[Collected data]
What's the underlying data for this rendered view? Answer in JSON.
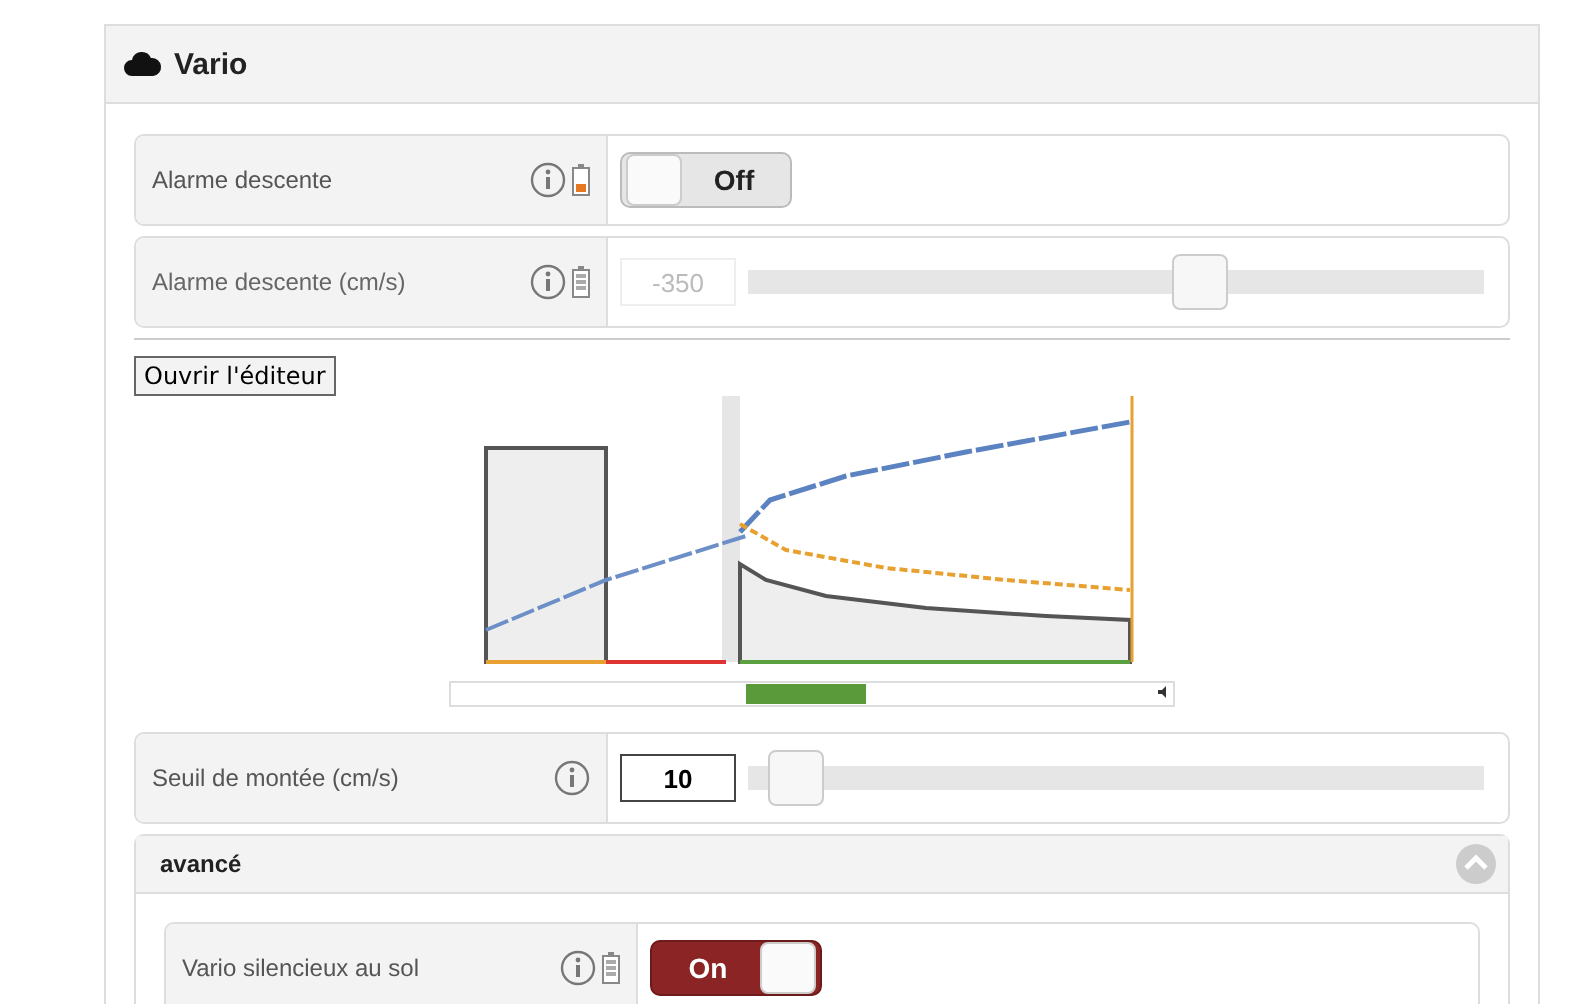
{
  "section": {
    "title": "Vario"
  },
  "rows": [
    {
      "kind": "toggle",
      "label": "Alarme descente",
      "battery_low": true,
      "on": false,
      "value": "Off"
    },
    {
      "kind": "slider",
      "label": "Alarme descente (cm/s)",
      "battery_low": false,
      "value": "-350",
      "level": 0.62,
      "disabled": true
    }
  ],
  "editor": {
    "button": "Ouvrir l'éditeur"
  },
  "rows_after": [
    {
      "kind": "slider",
      "label": "Seuil de montée (cm/s)",
      "value": "10",
      "level": 0.03,
      "disabled": false
    }
  ],
  "advanced": {
    "title": "avancé",
    "expanded": true,
    "rows": [
      {
        "kind": "toggle",
        "label": "Vario silencieux au sol",
        "battery_low": false,
        "on": true,
        "value": "On"
      }
    ]
  }
}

Direction:
Each line above is to be copied verbatim. Drop any image from the copy.

Correct response:
What's the underlying data for this rendered view? Answer in JSON.
{
  "section": {
    "title": "Vario"
  },
  "rows": [
    {
      "kind": "toggle",
      "label": "Alarme descente",
      "battery_low": true,
      "on": false,
      "value": "Off"
    },
    {
      "kind": "slider",
      "label": "Alarme descente (cm/s)",
      "battery_low": false,
      "value": "-350",
      "level": 0.62,
      "disabled": true
    }
  ],
  "editor": {
    "button": "Ouvrir l'éditeur"
  },
  "rows_after": [
    {
      "kind": "slider",
      "label": "Seuil de montée (cm/s)",
      "value": "10",
      "level": 0.03,
      "disabled": false
    }
  ],
  "advanced": {
    "title": "avancé",
    "expanded": true,
    "rows": [
      {
        "kind": "toggle",
        "label": "Vario silencieux au sol",
        "battery_low": false,
        "on": true,
        "value": "On"
      }
    ]
  }
}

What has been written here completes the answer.